Task details:
Go through the material below, count the lines with the word "Public", and reply with the count alone.

====

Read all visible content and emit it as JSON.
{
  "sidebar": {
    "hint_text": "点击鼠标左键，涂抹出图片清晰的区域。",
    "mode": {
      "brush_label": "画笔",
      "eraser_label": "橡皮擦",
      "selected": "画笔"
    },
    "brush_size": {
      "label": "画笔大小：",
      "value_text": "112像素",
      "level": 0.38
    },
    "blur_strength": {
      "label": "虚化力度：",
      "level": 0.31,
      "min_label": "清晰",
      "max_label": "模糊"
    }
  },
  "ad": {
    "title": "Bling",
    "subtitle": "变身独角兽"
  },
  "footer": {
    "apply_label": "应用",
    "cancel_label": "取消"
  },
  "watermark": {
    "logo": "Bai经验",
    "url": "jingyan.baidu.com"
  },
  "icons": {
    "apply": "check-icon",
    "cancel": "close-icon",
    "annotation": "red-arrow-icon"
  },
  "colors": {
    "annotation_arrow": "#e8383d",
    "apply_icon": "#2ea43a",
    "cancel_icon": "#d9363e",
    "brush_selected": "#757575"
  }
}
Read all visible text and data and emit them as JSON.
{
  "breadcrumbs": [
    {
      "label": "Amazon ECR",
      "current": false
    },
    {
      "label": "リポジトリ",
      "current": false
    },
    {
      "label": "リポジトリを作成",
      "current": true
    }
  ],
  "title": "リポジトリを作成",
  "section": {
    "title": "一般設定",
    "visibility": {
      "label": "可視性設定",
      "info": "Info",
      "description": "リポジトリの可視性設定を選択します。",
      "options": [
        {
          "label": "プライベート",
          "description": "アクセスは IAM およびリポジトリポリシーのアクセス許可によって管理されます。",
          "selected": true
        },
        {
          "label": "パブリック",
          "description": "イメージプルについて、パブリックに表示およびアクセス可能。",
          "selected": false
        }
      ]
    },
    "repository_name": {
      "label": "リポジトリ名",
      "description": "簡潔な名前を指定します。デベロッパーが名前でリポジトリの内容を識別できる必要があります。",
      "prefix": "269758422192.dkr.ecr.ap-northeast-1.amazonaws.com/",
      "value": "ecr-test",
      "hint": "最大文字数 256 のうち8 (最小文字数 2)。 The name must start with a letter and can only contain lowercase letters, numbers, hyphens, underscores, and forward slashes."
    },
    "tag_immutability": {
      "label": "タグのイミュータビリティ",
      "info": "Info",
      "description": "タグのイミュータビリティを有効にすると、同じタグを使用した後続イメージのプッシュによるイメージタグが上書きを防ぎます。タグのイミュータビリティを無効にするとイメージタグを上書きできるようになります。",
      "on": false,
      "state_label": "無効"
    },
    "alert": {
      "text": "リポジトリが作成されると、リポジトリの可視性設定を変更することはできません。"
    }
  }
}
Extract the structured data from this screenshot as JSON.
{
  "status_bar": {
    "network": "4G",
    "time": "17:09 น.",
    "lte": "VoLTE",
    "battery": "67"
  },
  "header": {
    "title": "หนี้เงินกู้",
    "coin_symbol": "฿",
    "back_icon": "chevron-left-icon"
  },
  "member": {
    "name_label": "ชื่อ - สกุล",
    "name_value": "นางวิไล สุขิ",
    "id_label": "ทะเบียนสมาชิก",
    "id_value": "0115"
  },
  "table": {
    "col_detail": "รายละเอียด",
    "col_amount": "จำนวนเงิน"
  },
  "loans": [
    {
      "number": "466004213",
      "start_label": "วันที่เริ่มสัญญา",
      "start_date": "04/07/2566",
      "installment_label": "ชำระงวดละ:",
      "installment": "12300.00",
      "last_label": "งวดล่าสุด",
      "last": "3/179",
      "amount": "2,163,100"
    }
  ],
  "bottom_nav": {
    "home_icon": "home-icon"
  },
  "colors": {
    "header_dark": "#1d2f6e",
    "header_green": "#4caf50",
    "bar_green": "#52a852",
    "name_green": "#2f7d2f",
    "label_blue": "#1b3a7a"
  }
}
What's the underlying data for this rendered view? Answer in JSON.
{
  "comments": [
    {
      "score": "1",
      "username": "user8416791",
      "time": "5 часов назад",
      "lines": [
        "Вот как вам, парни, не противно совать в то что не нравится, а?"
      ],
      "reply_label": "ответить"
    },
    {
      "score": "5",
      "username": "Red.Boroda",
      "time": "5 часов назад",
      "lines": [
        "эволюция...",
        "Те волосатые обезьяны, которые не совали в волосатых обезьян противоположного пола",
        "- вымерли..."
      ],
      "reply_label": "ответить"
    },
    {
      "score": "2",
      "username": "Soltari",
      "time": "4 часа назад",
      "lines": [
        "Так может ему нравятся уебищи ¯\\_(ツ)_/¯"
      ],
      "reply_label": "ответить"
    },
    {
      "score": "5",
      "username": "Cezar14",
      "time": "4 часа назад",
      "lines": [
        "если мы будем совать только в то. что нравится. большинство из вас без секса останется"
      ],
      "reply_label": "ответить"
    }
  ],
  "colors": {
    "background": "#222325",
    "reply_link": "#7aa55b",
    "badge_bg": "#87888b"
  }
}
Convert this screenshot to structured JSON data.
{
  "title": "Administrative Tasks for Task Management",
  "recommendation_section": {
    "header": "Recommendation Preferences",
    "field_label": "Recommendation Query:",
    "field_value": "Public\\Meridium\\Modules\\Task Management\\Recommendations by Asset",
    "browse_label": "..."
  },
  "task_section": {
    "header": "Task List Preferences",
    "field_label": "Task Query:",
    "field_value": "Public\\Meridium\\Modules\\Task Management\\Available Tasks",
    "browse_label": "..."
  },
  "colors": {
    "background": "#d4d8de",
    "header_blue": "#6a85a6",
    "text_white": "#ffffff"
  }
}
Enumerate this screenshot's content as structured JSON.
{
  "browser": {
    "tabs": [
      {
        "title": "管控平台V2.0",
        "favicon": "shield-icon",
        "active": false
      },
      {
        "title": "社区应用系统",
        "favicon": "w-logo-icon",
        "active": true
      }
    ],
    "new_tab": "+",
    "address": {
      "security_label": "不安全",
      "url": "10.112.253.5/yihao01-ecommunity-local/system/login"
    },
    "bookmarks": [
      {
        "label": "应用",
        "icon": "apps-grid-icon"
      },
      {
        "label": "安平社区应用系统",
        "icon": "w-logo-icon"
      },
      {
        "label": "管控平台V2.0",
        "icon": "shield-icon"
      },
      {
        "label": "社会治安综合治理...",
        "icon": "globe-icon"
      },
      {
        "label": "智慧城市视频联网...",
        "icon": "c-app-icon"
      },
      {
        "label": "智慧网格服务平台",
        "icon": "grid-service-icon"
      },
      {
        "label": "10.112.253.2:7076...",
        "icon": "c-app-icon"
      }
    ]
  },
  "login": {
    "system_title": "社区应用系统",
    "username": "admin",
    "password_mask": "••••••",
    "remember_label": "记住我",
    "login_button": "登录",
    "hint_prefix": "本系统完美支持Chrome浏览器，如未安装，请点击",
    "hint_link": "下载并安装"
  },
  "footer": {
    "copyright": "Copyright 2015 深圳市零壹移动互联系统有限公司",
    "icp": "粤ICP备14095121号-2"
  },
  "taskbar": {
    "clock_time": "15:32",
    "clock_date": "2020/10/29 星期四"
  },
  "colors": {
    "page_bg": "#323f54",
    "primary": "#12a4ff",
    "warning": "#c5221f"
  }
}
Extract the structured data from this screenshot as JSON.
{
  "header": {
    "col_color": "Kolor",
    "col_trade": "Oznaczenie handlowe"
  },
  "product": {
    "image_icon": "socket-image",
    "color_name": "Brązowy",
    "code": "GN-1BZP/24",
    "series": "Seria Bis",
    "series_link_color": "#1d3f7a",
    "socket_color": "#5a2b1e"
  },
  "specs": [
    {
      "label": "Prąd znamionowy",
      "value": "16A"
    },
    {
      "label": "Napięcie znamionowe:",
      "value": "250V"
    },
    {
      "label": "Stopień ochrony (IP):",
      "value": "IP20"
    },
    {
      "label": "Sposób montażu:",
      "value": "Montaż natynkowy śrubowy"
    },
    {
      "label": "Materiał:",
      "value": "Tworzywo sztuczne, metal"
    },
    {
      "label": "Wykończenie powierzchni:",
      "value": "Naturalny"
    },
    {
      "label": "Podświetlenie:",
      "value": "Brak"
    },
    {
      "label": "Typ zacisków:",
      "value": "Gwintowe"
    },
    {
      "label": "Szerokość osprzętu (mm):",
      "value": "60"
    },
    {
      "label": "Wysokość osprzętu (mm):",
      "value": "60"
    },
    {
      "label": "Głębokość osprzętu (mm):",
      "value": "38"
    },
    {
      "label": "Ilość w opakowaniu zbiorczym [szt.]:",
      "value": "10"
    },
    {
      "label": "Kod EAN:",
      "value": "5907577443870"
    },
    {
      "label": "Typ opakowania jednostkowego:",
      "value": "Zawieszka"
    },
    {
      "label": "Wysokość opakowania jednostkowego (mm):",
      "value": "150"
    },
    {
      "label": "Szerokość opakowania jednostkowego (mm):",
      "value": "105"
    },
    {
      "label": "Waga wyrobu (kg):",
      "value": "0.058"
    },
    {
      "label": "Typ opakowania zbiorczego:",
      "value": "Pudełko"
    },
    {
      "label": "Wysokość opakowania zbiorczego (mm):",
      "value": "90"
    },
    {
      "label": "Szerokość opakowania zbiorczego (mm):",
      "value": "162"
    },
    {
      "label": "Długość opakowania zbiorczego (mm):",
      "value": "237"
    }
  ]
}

====

Answer to this exercise:
2